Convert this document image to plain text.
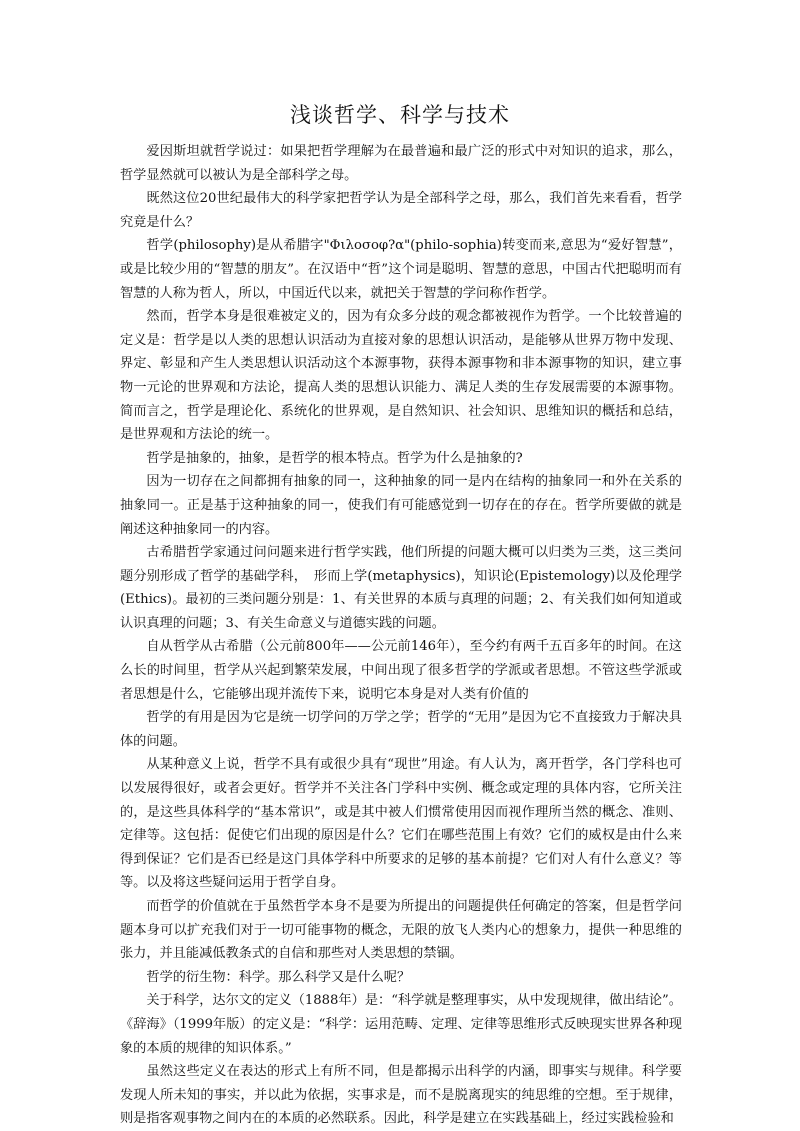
浅谈哲学、科学与技术

爱因斯坦就哲学说过：如果把哲学理解为在最普遍和最广泛的形式中对知识的追求，那么，哲学显然就可以被认为是全部科学之母。

既然这位20世纪最伟大的科学家把哲学认为是全部科学之母，那么，我们首先来看看，哲学究竟是什么？

哲学(philosophy)是从希腊字"Φιλοσοφ?α"(philo-sophia)转变而来,意思为“爱好智慧”，或是比较少用的“智慧的朋友”。在汉语中“哲”这个词是聪明、智慧的意思，中国古代把聪明而有智慧的人称为哲人，所以，中国近代以来，就把关于智慧的学问称作哲学。

然而，哲学本身是很难被定义的，因为有众多分歧的观念都被视作为哲学。一个比较普遍的定义是：哲学是以人类的思想认识活动为直接对象的思想认识活动，是能够从世界万物中发现、界定、彰显和产生人类思想认识活动这个本源事物，获得本源事物和非本源事物的知识，建立事物一元论的世界观和方法论，提高人类的思想认识能力、满足人类的生存发展需要的本源事物。简而言之，哲学是理论化、系统化的世界观，是自然知识、社会知识、思维知识的概括和总结，是世界观和方法论的统一。

哲学是抽象的，抽象，是哲学的根本特点。哲学为什么是抽象的?

因为一切存在之间都拥有抽象的同一，这种抽象的同一是内在结构的抽象同一和外在关系的抽象同一。正是基于这种抽象的同一，使我们有可能感觉到一切存在的存在。哲学所要做的就是阐述这种抽象同一的内容。

古希腊哲学家通过问问题来进行哲学实践，他们所提的问题大概可以归类为三类，这三类问题分别形成了哲学的基础学科，　形而上学(metaphysics)，知识论(Epistemology)以及伦理学(Ethics)。最初的三类问题分别是：1、有关世界的本质与真理的问题；2、有关我们如何知道或认识真理的问题；3、有关生命意义与道德实践的问题。

自从哲学从古希腊（公元前800年——公元前146年），至今约有两千五百多年的时间。在这么长的时间里，哲学从兴起到繁荣发展，中间出现了很多哲学的学派或者思想。不管这些学派或者思想是什么，它能够出现并流传下来，说明它本身是对人类有价值的

哲学的有用是因为它是统一切学问的万学之学；哲学的“无用”是因为它不直接致力于解决具体的问题。

从某种意义上说，哲学不具有或很少具有“现世”用途。有人认为，离开哲学，各门学科也可以发展得很好，或者会更好。哲学并不关注各门学科中实例、概念或定理的具体内容，它所关注的，是这些具体科学的“基本常识”，或是其中被人们惯常使用因而视作理所当然的概念、准则、定律等。这包括：促使它们出现的原因是什么？它们在哪些范围上有效？它们的威权是由什么来得到保证？它们是否已经是这门具体学科中所要求的足够的基本前提？它们对人有什么意义？等等。以及将这些疑问运用于哲学自身。

而哲学的价值就在于虽然哲学本身不是要为所提出的问题提供任何确定的答案，但是哲学问题本身可以扩充我们对于一切可能事物的概念，无限的放飞人类内心的想象力，提供一种思维的张力，并且能减低教条式的自信和那些对人类思想的禁锢。

哲学的衍生物：科学。那么科学又是什么呢？

关于科学，达尔文的定义（1888年）是：“科学就是整理事实，从中发现规律，做出结论”。《辞海》（1999年版）的定义是：“科学：运用范畴、定理、定律等思维形式反映现实世界各种现象的本质的规律的知识体系。”

虽然这些定义在表达的形式上有所不同，但是都揭示出科学的内涵，即事实与规律。科学要发现人所未知的事实，并以此为依据，实事求是，而不是脱离现实的纯思维的空想。至于规律，则是指客观事物之间内在的本质的必然联系。因此，科学是建立在实践基础上，经过实践检验和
----
• REQUIRED WORK: Transcribe the material exactly, keeping every word and none of the pictures.

• ANSWER FOR THIS EXERCISE:
Convert this document image to plain text.
浅谈哲学、科学与技术

爱因斯坦就哲学说过：如果把哲学理解为在最普遍和最广泛的形式中对知识的追求，那么，哲学显然就可以被认为是全部科学之母。

既然这位20世纪最伟大的科学家把哲学认为是全部科学之母，那么，我们首先来看看，哲学究竟是什么？

哲学(philosophy)是从希腊字"Φιλοσοφ?α"(philo-sophia)转变而来,意思为“爱好智慧”，或是比较少用的“智慧的朋友”。在汉语中“哲”这个词是聪明、智慧的意思，中国古代把聪明而有智慧的人称为哲人，所以，中国近代以来，就把关于智慧的学问称作哲学。

然而，哲学本身是很难被定义的，因为有众多分歧的观念都被视作为哲学。一个比较普遍的定义是：哲学是以人类的思想认识活动为直接对象的思想认识活动，是能够从世界万物中发现、界定、彰显和产生人类思想认识活动这个本源事物，获得本源事物和非本源事物的知识，建立事物一元论的世界观和方法论，提高人类的思想认识能力、满足人类的生存发展需要的本源事物。简而言之，哲学是理论化、系统化的世界观，是自然知识、社会知识、思维知识的概括和总结，是世界观和方法论的统一。

哲学是抽象的，抽象，是哲学的根本特点。哲学为什么是抽象的?

因为一切存在之间都拥有抽象的同一，这种抽象的同一是内在结构的抽象同一和外在关系的抽象同一。正是基于这种抽象的同一，使我们有可能感觉到一切存在的存在。哲学所要做的就是阐述这种抽象同一的内容。

古希腊哲学家通过问问题来进行哲学实践，他们所提的问题大概可以归类为三类，这三类问题分别形成了哲学的基础学科，　形而上学(metaphysics)，知识论(Epistemology)以及伦理学(Ethics)。最初的三类问题分别是：1、有关世界的本质与真理的问题；2、有关我们如何知道或认识真理的问题；3、有关生命意义与道德实践的问题。

自从哲学从古希腊（公元前800年——公元前146年），至今约有两千五百多年的时间。在这么长的时间里，哲学从兴起到繁荣发展，中间出现了很多哲学的学派或者思想。不管这些学派或者思想是什么，它能够出现并流传下来，说明它本身是对人类有价值的

哲学的有用是因为它是统一切学问的万学之学；哲学的“无用”是因为它不直接致力于解决具体的问题。

从某种意义上说，哲学不具有或很少具有“现世”用途。有人认为，离开哲学，各门学科也可以发展得很好，或者会更好。哲学并不关注各门学科中实例、概念或定理的具体内容，它所关注的，是这些具体科学的“基本常识”，或是其中被人们惯常使用因而视作理所当然的概念、准则、定律等。这包括：促使它们出现的原因是什么？它们在哪些范围上有效？它们的威权是由什么来得到保证？它们是否已经是这门具体学科中所要求的足够的基本前提？它们对人有什么意义？等等。以及将这些疑问运用于哲学自身。

而哲学的价值就在于虽然哲学本身不是要为所提出的问题提供任何确定的答案，但是哲学问题本身可以扩充我们对于一切可能事物的概念，无限的放飞人类内心的想象力，提供一种思维的张力，并且能减低教条式的自信和那些对人类思想的禁锢。

哲学的衍生物：科学。那么科学又是什么呢？

关于科学，达尔文的定义（1888年）是：“科学就是整理事实，从中发现规律，做出结论”。《辞海》（1999年版）的定义是：“科学：运用范畴、定理、定律等思维形式反映现实世界各种现象的本质的规律的知识体系。”

虽然这些定义在表达的形式上有所不同，但是都揭示出科学的内涵，即事实与规律。科学要发现人所未知的事实，并以此为依据，实事求是，而不是脱离现实的纯思维的空想。至于规律，则是指客观事物之间内在的本质的必然联系。因此，科学是建立在实践基础上，经过实践检验和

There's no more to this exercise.